(begin)
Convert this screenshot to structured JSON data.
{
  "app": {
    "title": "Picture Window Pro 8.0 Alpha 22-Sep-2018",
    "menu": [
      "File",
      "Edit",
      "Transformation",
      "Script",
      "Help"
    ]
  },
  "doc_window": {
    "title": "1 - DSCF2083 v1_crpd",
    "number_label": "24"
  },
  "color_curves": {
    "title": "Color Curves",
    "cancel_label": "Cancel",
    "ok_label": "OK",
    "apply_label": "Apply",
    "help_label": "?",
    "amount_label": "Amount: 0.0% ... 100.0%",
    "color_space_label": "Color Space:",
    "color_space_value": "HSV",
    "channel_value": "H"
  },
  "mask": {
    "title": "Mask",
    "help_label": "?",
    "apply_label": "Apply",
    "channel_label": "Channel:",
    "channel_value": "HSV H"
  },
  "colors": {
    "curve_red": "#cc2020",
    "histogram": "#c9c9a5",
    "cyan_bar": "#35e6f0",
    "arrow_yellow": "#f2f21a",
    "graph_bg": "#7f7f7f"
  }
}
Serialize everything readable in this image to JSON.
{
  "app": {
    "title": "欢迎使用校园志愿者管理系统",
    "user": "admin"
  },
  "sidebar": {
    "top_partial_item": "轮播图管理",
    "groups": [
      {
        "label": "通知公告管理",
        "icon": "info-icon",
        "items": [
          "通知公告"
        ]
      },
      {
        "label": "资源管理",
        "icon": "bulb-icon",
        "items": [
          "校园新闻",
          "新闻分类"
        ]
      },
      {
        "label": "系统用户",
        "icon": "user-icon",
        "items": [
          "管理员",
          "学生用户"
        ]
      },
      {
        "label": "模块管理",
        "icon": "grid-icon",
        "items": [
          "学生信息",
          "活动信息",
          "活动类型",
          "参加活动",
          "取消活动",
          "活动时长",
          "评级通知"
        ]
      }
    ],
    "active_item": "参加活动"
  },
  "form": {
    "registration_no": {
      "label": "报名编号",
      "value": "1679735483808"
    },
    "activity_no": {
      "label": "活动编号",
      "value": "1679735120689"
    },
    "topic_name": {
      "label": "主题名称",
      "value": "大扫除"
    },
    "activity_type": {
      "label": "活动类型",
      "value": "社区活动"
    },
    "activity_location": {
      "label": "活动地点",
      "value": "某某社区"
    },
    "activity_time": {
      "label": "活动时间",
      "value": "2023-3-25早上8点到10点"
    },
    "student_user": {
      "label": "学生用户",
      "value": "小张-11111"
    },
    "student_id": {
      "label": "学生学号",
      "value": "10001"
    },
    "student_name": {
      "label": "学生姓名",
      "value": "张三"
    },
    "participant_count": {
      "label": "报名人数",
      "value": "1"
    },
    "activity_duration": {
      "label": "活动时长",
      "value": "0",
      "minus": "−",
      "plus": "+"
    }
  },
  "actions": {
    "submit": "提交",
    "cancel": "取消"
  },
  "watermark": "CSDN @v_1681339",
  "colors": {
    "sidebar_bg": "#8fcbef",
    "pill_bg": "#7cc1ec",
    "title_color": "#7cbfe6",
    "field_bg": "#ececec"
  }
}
(end)
▶ _What you will do_
All of the material above needs to be retyped word for word.

▶ _Solution to this problem_
Convert this screenshot to structured JSON data.
{
  "app": {
    "title": "Picture Window Pro 8.0 Alpha 22-Sep-2018",
    "menu": [
      "File",
      "Edit",
      "Transformation",
      "Script",
      "Help"
    ]
  },
  "doc_window": {
    "title": "1 - DSCF2083 v1_crpd",
    "number_label": "24"
  },
  "color_curves": {
    "title": "Color Curves",
    "cancel_label": "Cancel",
    "ok_label": "OK",
    "apply_label": "Apply",
    "help_label": "?",
    "amount_label": "Amount: 0.0% ... 100.0%",
    "color_space_label": "Color Space:",
    "color_space_value": "HSV",
    "channel_value": "H"
  },
  "mask": {
    "title": "Mask",
    "help_label": "?",
    "apply_label": "Apply",
    "channel_label": "Channel:",
    "channel_value": "HSV H"
  },
  "colors": {
    "curve_red": "#cc2020",
    "histogram": "#c9c9a5",
    "cyan_bar": "#35e6f0",
    "arrow_yellow": "#f2f21a",
    "graph_bg": "#7f7f7f"
  }
}
Serialize everything readable in this image to JSON.
{
  "app": {
    "title": "欢迎使用校园志愿者管理系统",
    "user": "admin"
  },
  "sidebar": {
    "top_partial_item": "轮播图管理",
    "groups": [
      {
        "label": "通知公告管理",
        "icon": "info-icon",
        "items": [
          "通知公告"
        ]
      },
      {
        "label": "资源管理",
        "icon": "bulb-icon",
        "items": [
          "校园新闻",
          "新闻分类"
        ]
      },
      {
        "label": "系统用户",
        "icon": "user-icon",
        "items": [
          "管理员",
          "学生用户"
        ]
      },
      {
        "label": "模块管理",
        "icon": "grid-icon",
        "items": [
          "学生信息",
          "活动信息",
          "活动类型",
          "参加活动",
          "取消活动",
          "活动时长",
          "评级通知"
        ]
      }
    ],
    "active_item": "参加活动"
  },
  "form": {
    "registration_no": {
      "label": "报名编号",
      "value": "1679735483808"
    },
    "activity_no": {
      "label": "活动编号",
      "value": "1679735120689"
    },
    "topic_name": {
      "label": "主题名称",
      "value": "大扫除"
    },
    "activity_type": {
      "label": "活动类型",
      "value": "社区活动"
    },
    "activity_location": {
      "label": "活动地点",
      "value": "某某社区"
    },
    "activity_time": {
      "label": "活动时间",
      "value": "2023-3-25早上8点到10点"
    },
    "student_user": {
      "label": "学生用户",
      "value": "小张-11111"
    },
    "student_id": {
      "label": "学生学号",
      "value": "10001"
    },
    "student_name": {
      "label": "学生姓名",
      "value": "张三"
    },
    "participant_count": {
      "label": "报名人数",
      "value": "1"
    },
    "activity_duration": {
      "label": "活动时长",
      "value": "0",
      "minus": "−",
      "plus": "+"
    }
  },
  "actions": {
    "submit": "提交",
    "cancel": "取消"
  },
  "watermark": "CSDN @v_1681339",
  "colors": {
    "sidebar_bg": "#8fcbef",
    "pill_bg": "#7cc1ec",
    "title_color": "#7cbfe6",
    "field_bg": "#ececec"
  }
}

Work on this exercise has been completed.